— start of Entries —

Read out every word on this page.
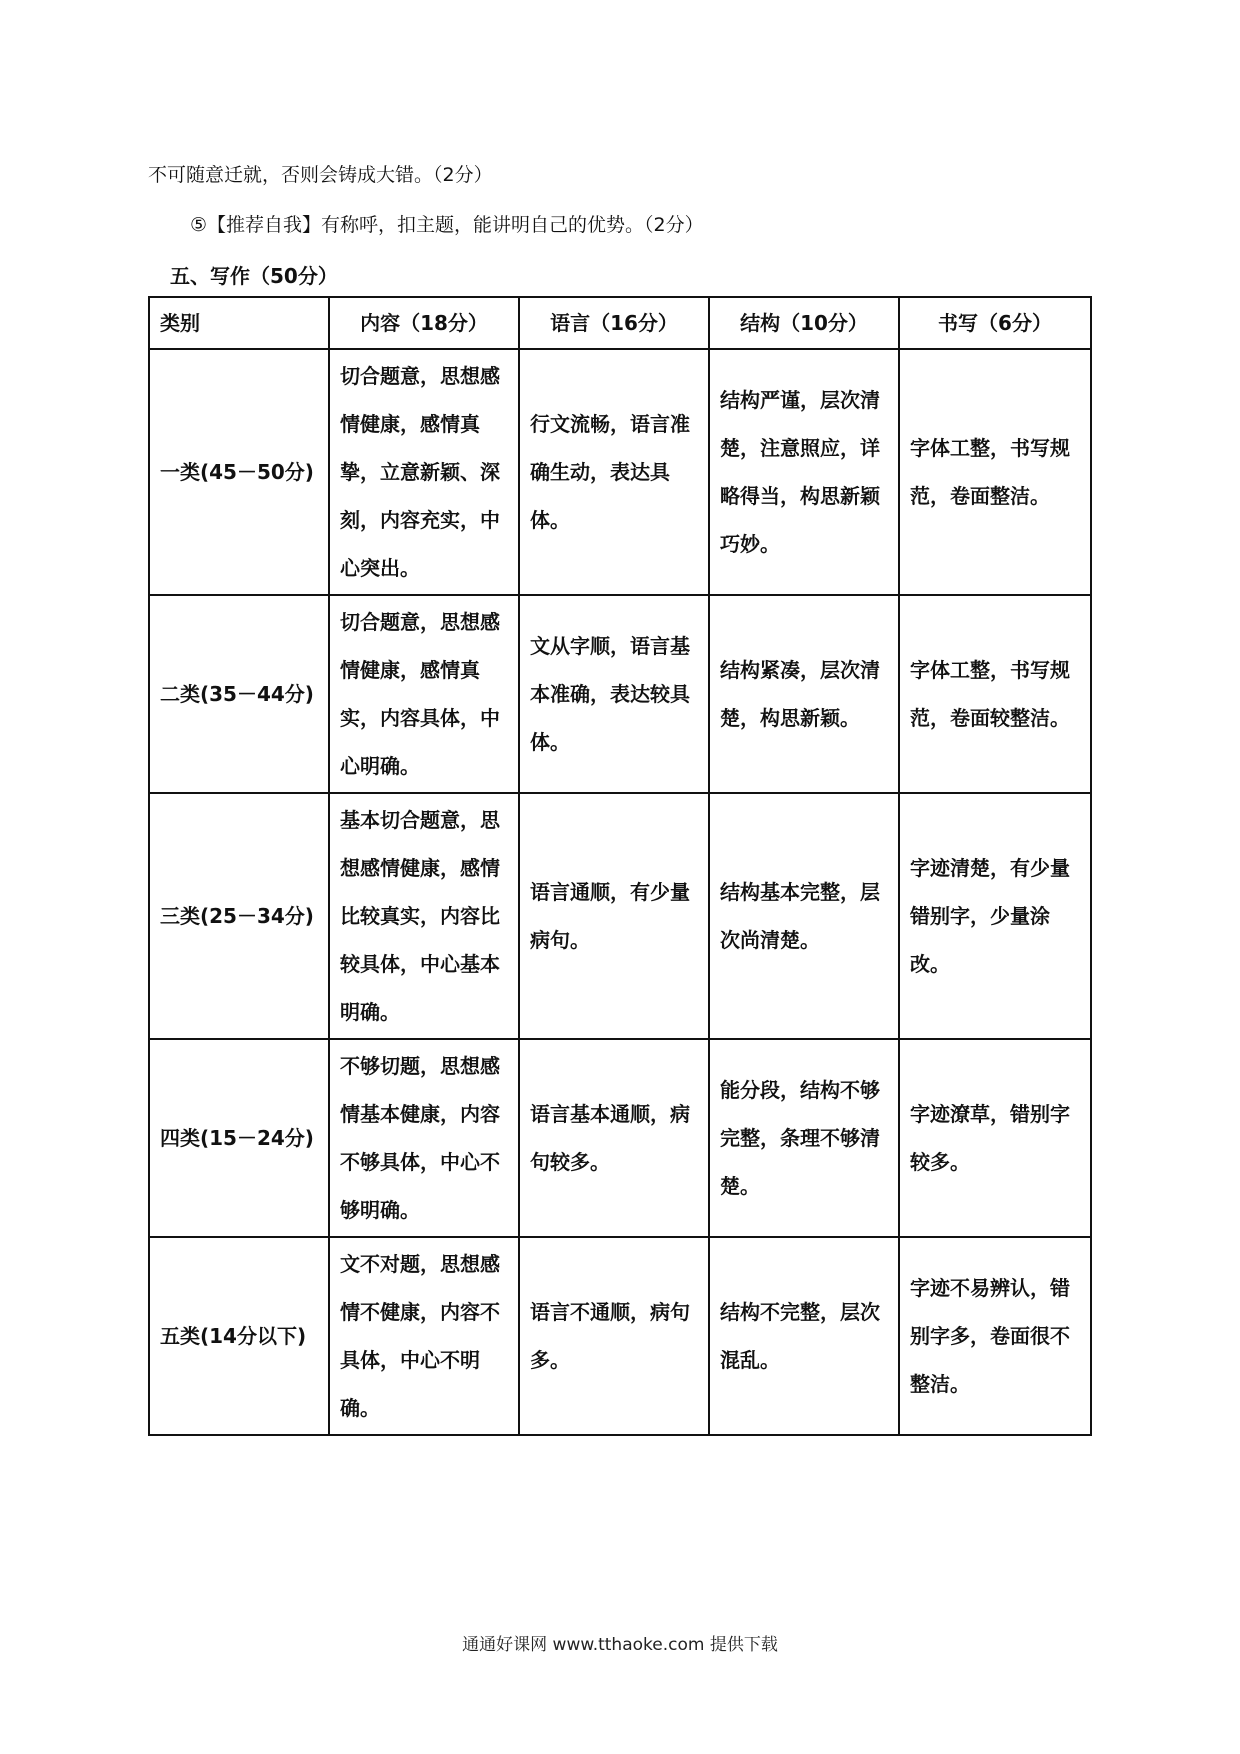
不可随意迁就，否则会铸成大错。（2分）
⑤【推荐自我】有称呼，扣主题，能讲明自己的优势。（2分）
五、写作（50分）
类别	内容（18分）	语言（16分）	结构（10分）	书写（6分）
一类(45－50分)	切合题意，思想感情健康，感情真挚，立意新颖、深刻，内容充实，中心突出。	行文流畅，语言准确生动，表达具体。	结构严谨，层次清楚，注意照应，详略得当，构思新颖巧妙。	字体工整，书写规范，卷面整洁。
二类(35－44分)	切合题意，思想感情健康，感情真实，内容具体，中心明确。	文从字顺，语言基本准确，表达较具体。	结构紧凑，层次清楚，构思新颖。	字体工整，书写规范，卷面较整洁。
三类(25－34分)	基本切合题意，思想感情健康，感情比较真实，内容比较具体，中心基本明确。	语言通顺，有少量病句。	结构基本完整，层次尚清楚。	字迹清楚，有少量错别字，少量涂改。
四类(15－24分)	不够切题，思想感情基本健康，内容不够具体，中心不够明确。	语言基本通顺，病句较多。	能分段，结构不够完整，条理不够清楚。	字迹潦草，错别字较多。
五类(14分以下)	文不对题，思想感情不健康，内容不具体，中心不明确。	语言不通顺，病句多。	结构不完整，层次混乱。	字迹不易辨认，错别字多，卷面很不整洁。
通通好课网 www.tthaoke.com 提供下载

— end of Entries —

*Set exercise*
Repeat the data exactly, excluding the pictures.

*The answer*
Read out every word on this page.
不可随意迁就，否则会铸成大错。（2分）
⑤【推荐自我】有称呼，扣主题，能讲明自己的优势。（2分）
五、写作（50分）
类别	内容（18分）	语言（16分）	结构（10分）	书写（6分）
一类(45－50分)	切合题意，思想感情健康，感情真挚，立意新颖、深刻，内容充实，中心突出。	行文流畅，语言准确生动，表达具体。	结构严谨，层次清楚，注意照应，详略得当，构思新颖巧妙。	字体工整，书写规范，卷面整洁。
二类(35－44分)	切合题意，思想感情健康，感情真实，内容具体，中心明确。	文从字顺，语言基本准确，表达较具体。	结构紧凑，层次清楚，构思新颖。	字体工整，书写规范，卷面较整洁。
三类(25－34分)	基本切合题意，思想感情健康，感情比较真实，内容比较具体，中心基本明确。	语言通顺，有少量病句。	结构基本完整，层次尚清楚。	字迹清楚，有少量错别字，少量涂改。
四类(15－24分)	不够切题，思想感情基本健康，内容不够具体，中心不够明确。	语言基本通顺，病句较多。	能分段，结构不够完整，条理不够清楚。	字迹潦草，错别字较多。
五类(14分以下)	文不对题，思想感情不健康，内容不具体，中心不明确。	语言不通顺，病句多。	结构不完整，层次混乱。	字迹不易辨认，错别字多，卷面很不整洁。
通通好课网 www.tthaoke.com 提供下载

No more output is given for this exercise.